• **PROBLEM DESCRIPTION**
Please restate the following records word for word.

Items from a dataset
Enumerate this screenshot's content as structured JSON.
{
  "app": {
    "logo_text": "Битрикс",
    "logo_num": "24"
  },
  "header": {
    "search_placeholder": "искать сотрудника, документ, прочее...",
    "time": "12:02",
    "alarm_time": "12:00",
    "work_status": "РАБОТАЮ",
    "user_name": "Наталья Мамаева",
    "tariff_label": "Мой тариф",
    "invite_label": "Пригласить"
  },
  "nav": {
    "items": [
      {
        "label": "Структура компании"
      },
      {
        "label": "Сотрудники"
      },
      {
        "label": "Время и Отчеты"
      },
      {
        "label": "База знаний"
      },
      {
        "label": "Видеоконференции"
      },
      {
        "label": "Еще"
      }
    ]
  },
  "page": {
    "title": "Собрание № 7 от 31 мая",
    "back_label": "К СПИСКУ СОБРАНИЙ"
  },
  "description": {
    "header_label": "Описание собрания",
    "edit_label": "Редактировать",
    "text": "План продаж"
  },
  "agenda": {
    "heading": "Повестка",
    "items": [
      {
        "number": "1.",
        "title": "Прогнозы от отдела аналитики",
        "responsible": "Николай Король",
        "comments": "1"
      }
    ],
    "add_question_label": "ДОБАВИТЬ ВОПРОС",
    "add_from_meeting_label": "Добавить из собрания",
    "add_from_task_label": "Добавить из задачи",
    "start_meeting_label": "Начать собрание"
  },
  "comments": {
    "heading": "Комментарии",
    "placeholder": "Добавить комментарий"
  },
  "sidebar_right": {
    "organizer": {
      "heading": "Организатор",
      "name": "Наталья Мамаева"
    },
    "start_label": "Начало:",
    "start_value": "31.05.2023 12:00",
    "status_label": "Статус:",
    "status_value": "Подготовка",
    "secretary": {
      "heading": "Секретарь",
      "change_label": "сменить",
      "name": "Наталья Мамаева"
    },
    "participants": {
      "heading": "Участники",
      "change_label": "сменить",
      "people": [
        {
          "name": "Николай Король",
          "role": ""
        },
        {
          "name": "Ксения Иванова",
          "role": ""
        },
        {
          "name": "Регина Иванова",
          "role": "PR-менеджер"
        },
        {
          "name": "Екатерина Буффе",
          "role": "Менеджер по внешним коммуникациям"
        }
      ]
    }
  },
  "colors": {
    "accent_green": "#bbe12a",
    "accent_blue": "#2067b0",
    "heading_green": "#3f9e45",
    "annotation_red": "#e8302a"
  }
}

• **EXERCISE ANSWER**
Enumerate this screenshot's content as structured JSON.
{
  "app": {
    "logo_text": "Битрикс",
    "logo_num": "24"
  },
  "header": {
    "search_placeholder": "искать сотрудника, документ, прочее...",
    "time": "12:02",
    "alarm_time": "12:00",
    "work_status": "РАБОТАЮ",
    "user_name": "Наталья Мамаева",
    "tariff_label": "Мой тариф",
    "invite_label": "Пригласить"
  },
  "nav": {
    "items": [
      {
        "label": "Структура компании"
      },
      {
        "label": "Сотрудники"
      },
      {
        "label": "Время и Отчеты"
      },
      {
        "label": "База знаний"
      },
      {
        "label": "Видеоконференции"
      },
      {
        "label": "Еще"
      }
    ]
  },
  "page": {
    "title": "Собрание № 7 от 31 мая",
    "back_label": "К СПИСКУ СОБРАНИЙ"
  },
  "description": {
    "header_label": "Описание собрания",
    "edit_label": "Редактировать",
    "text": "План продаж"
  },
  "agenda": {
    "heading": "Повестка",
    "items": [
      {
        "number": "1.",
        "title": "Прогнозы от отдела аналитики",
        "responsible": "Николай Король",
        "comments": "1"
      }
    ],
    "add_question_label": "ДОБАВИТЬ ВОПРОС",
    "add_from_meeting_label": "Добавить из собрания",
    "add_from_task_label": "Добавить из задачи",
    "start_meeting_label": "Начать собрание"
  },
  "comments": {
    "heading": "Комментарии",
    "placeholder": "Добавить комментарий"
  },
  "sidebar_right": {
    "organizer": {
      "heading": "Организатор",
      "name": "Наталья Мамаева"
    },
    "start_label": "Начало:",
    "start_value": "31.05.2023 12:00",
    "status_label": "Статус:",
    "status_value": "Подготовка",
    "secretary": {
      "heading": "Секретарь",
      "change_label": "сменить",
      "name": "Наталья Мамаева"
    },
    "participants": {
      "heading": "Участники",
      "change_label": "сменить",
      "people": [
        {
          "name": "Николай Король",
          "role": ""
        },
        {
          "name": "Ксения Иванова",
          "role": ""
        },
        {
          "name": "Регина Иванова",
          "role": "PR-менеджер"
        },
        {
          "name": "Екатерина Буффе",
          "role": "Менеджер по внешним коммуникациям"
        }
      ]
    }
  },
  "colors": {
    "accent_green": "#bbe12a",
    "accent_blue": "#2067b0",
    "heading_green": "#3f9e45",
    "annotation_red": "#e8302a"
  }
}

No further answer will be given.